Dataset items
= = = = = = =

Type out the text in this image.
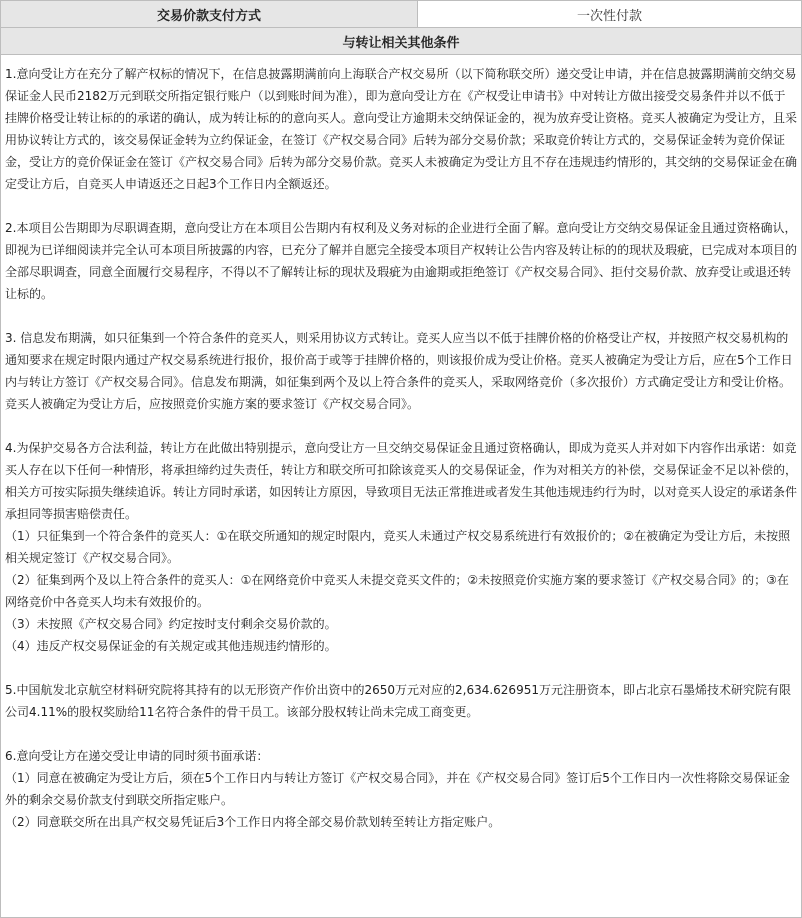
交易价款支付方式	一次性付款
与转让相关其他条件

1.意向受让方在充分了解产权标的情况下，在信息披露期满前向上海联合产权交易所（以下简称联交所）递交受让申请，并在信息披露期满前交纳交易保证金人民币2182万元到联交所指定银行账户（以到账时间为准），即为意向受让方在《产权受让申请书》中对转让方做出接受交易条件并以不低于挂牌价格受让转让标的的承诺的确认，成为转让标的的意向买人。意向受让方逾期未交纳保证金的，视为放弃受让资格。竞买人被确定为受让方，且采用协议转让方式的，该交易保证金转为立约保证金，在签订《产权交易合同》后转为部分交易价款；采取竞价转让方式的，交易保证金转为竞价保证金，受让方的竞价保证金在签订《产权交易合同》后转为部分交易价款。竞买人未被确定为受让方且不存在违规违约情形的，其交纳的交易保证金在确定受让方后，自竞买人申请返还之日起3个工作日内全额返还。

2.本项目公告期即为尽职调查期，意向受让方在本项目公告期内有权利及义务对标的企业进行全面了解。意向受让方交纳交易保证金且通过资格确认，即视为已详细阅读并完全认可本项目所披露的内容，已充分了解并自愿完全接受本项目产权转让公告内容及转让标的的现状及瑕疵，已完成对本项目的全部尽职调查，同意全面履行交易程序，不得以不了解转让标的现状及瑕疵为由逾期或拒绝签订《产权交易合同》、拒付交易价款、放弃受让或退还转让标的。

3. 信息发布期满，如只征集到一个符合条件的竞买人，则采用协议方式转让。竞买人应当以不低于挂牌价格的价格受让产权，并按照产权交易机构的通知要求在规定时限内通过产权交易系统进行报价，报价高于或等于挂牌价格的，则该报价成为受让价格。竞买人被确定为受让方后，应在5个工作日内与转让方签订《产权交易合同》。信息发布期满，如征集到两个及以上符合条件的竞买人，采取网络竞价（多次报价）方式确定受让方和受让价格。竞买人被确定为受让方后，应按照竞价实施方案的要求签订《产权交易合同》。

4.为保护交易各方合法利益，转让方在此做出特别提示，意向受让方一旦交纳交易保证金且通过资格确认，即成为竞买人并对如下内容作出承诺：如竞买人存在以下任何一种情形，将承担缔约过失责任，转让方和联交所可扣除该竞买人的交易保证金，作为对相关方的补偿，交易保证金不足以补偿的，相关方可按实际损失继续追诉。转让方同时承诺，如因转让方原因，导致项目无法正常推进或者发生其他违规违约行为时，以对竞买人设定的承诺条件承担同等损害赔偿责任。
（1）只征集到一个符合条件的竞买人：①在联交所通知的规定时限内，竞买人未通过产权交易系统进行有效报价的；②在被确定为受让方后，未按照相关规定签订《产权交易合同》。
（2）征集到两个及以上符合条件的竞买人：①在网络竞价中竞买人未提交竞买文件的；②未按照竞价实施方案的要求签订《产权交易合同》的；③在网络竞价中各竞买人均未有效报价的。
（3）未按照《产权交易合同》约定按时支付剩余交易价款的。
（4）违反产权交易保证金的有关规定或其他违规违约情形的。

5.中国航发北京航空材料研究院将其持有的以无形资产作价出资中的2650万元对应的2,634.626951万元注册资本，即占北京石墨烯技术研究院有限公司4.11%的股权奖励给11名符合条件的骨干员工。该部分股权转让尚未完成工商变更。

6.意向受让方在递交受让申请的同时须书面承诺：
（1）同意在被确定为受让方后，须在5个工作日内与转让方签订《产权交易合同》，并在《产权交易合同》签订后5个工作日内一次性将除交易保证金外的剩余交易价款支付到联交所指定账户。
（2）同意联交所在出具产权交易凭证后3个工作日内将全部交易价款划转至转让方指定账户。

= = = = = = =

**WORK REQUIRED**
Print all of the entries word for word. Skip any images they contain.

**TASK RESULT**
Type out the text in this image.
交易价款支付方式	一次性付款
与转让相关其他条件

1.意向受让方在充分了解产权标的情况下，在信息披露期满前向上海联合产权交易所（以下简称联交所）递交受让申请，并在信息披露期满前交纳交易保证金人民币2182万元到联交所指定银行账户（以到账时间为准），即为意向受让方在《产权受让申请书》中对转让方做出接受交易条件并以不低于挂牌价格受让转让标的的承诺的确认，成为转让标的的意向买人。意向受让方逾期未交纳保证金的，视为放弃受让资格。竞买人被确定为受让方，且采用协议转让方式的，该交易保证金转为立约保证金，在签订《产权交易合同》后转为部分交易价款；采取竞价转让方式的，交易保证金转为竞价保证金，受让方的竞价保证金在签订《产权交易合同》后转为部分交易价款。竞买人未被确定为受让方且不存在违规违约情形的，其交纳的交易保证金在确定受让方后，自竞买人申请返还之日起3个工作日内全额返还。

2.本项目公告期即为尽职调查期，意向受让方在本项目公告期内有权利及义务对标的企业进行全面了解。意向受让方交纳交易保证金且通过资格确认，即视为已详细阅读并完全认可本项目所披露的内容，已充分了解并自愿完全接受本项目产权转让公告内容及转让标的的现状及瑕疵，已完成对本项目的全部尽职调查，同意全面履行交易程序，不得以不了解转让标的现状及瑕疵为由逾期或拒绝签订《产权交易合同》、拒付交易价款、放弃受让或退还转让标的。

3. 信息发布期满，如只征集到一个符合条件的竞买人，则采用协议方式转让。竞买人应当以不低于挂牌价格的价格受让产权，并按照产权交易机构的通知要求在规定时限内通过产权交易系统进行报价，报价高于或等于挂牌价格的，则该报价成为受让价格。竞买人被确定为受让方后，应在5个工作日内与转让方签订《产权交易合同》。信息发布期满，如征集到两个及以上符合条件的竞买人，采取网络竞价（多次报价）方式确定受让方和受让价格。竞买人被确定为受让方后，应按照竞价实施方案的要求签订《产权交易合同》。

4.为保护交易各方合法利益，转让方在此做出特别提示，意向受让方一旦交纳交易保证金且通过资格确认，即成为竞买人并对如下内容作出承诺：如竞买人存在以下任何一种情形，将承担缔约过失责任，转让方和联交所可扣除该竞买人的交易保证金，作为对相关方的补偿，交易保证金不足以补偿的，相关方可按实际损失继续追诉。转让方同时承诺，如因转让方原因，导致项目无法正常推进或者发生其他违规违约行为时，以对竞买人设定的承诺条件承担同等损害赔偿责任。
（1）只征集到一个符合条件的竞买人：①在联交所通知的规定时限内，竞买人未通过产权交易系统进行有效报价的；②在被确定为受让方后，未按照相关规定签订《产权交易合同》。
（2）征集到两个及以上符合条件的竞买人：①在网络竞价中竞买人未提交竞买文件的；②未按照竞价实施方案的要求签订《产权交易合同》的；③在网络竞价中各竞买人均未有效报价的。
（3）未按照《产权交易合同》约定按时支付剩余交易价款的。
（4）违反产权交易保证金的有关规定或其他违规违约情形的。

5.中国航发北京航空材料研究院将其持有的以无形资产作价出资中的2650万元对应的2,634.626951万元注册资本，即占北京石墨烯技术研究院有限公司4.11%的股权奖励给11名符合条件的骨干员工。该部分股权转让尚未完成工商变更。

6.意向受让方在递交受让申请的同时须书面承诺：
（1）同意在被确定为受让方后，须在5个工作日内与转让方签订《产权交易合同》，并在《产权交易合同》签订后5个工作日内一次性将除交易保证金外的剩余交易价款支付到联交所指定账户。
（2）同意联交所在出具产权交易凭证后3个工作日内将全部交易价款划转至转让方指定账户。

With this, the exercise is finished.